Data entries for graphics

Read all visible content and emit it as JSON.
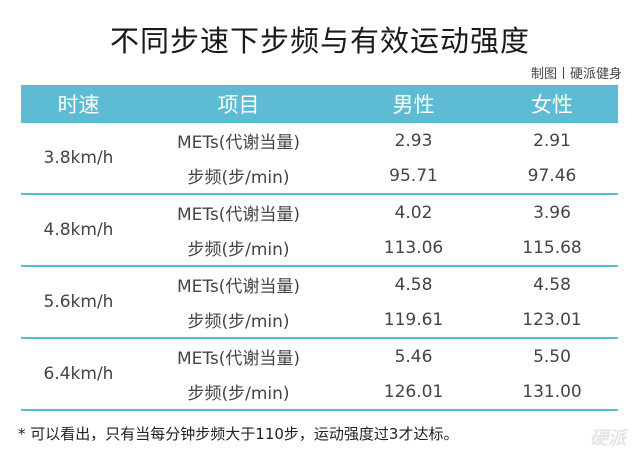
{
  "title": "不同步速下步频与有效运动强度",
  "credit": "制图丨硬派健身",
  "headers": [
    "时速",
    "项目",
    "男性",
    "女性"
  ],
  "groups": [
    {
      "speed": "3.8km/h",
      "rows": [
        {
          "item": "METs(代谢当量)",
          "male": "2.93",
          "female": "2.91"
        },
        {
          "item": "步频(步/min)",
          "male": "95.71",
          "female": "97.46"
        }
      ]
    },
    {
      "speed": "4.8km/h",
      "rows": [
        {
          "item": "METs(代谢当量)",
          "male": "4.02",
          "female": "3.96"
        },
        {
          "item": "步频(步/min)",
          "male": "113.06",
          "female": "115.68"
        }
      ]
    },
    {
      "speed": "5.6km/h",
      "rows": [
        {
          "item": "METs(代谢当量)",
          "male": "4.58",
          "female": "4.58"
        },
        {
          "item": "步频(步/min)",
          "male": "119.61",
          "female": "123.01"
        }
      ]
    },
    {
      "speed": "6.4km/h",
      "rows": [
        {
          "item": "METs(代谢当量)",
          "male": "5.46",
          "female": "5.50"
        },
        {
          "item": "步频(步/min)",
          "male": "126.01",
          "female": "131.00"
        }
      ]
    }
  ],
  "footnote": "* 可以看出，只有当每分钟步频大于110步，运动强度过3才达标。",
  "watermark": "硬派"
}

What you should do
Give back the whole listing as it stands, minus its pictures.

Response
Read all visible content and emit it as JSON.
{
  "title": "不同步速下步频与有效运动强度",
  "credit": "制图丨硬派健身",
  "headers": [
    "时速",
    "项目",
    "男性",
    "女性"
  ],
  "groups": [
    {
      "speed": "3.8km/h",
      "rows": [
        {
          "item": "METs(代谢当量)",
          "male": "2.93",
          "female": "2.91"
        },
        {
          "item": "步频(步/min)",
          "male": "95.71",
          "female": "97.46"
        }
      ]
    },
    {
      "speed": "4.8km/h",
      "rows": [
        {
          "item": "METs(代谢当量)",
          "male": "4.02",
          "female": "3.96"
        },
        {
          "item": "步频(步/min)",
          "male": "113.06",
          "female": "115.68"
        }
      ]
    },
    {
      "speed": "5.6km/h",
      "rows": [
        {
          "item": "METs(代谢当量)",
          "male": "4.58",
          "female": "4.58"
        },
        {
          "item": "步频(步/min)",
          "male": "119.61",
          "female": "123.01"
        }
      ]
    },
    {
      "speed": "6.4km/h",
      "rows": [
        {
          "item": "METs(代谢当量)",
          "male": "5.46",
          "female": "5.50"
        },
        {
          "item": "步频(步/min)",
          "male": "126.01",
          "female": "131.00"
        }
      ]
    }
  ],
  "footnote": "* 可以看出，只有当每分钟步频大于110步，运动强度过3才达标。",
  "watermark": "硬派"
}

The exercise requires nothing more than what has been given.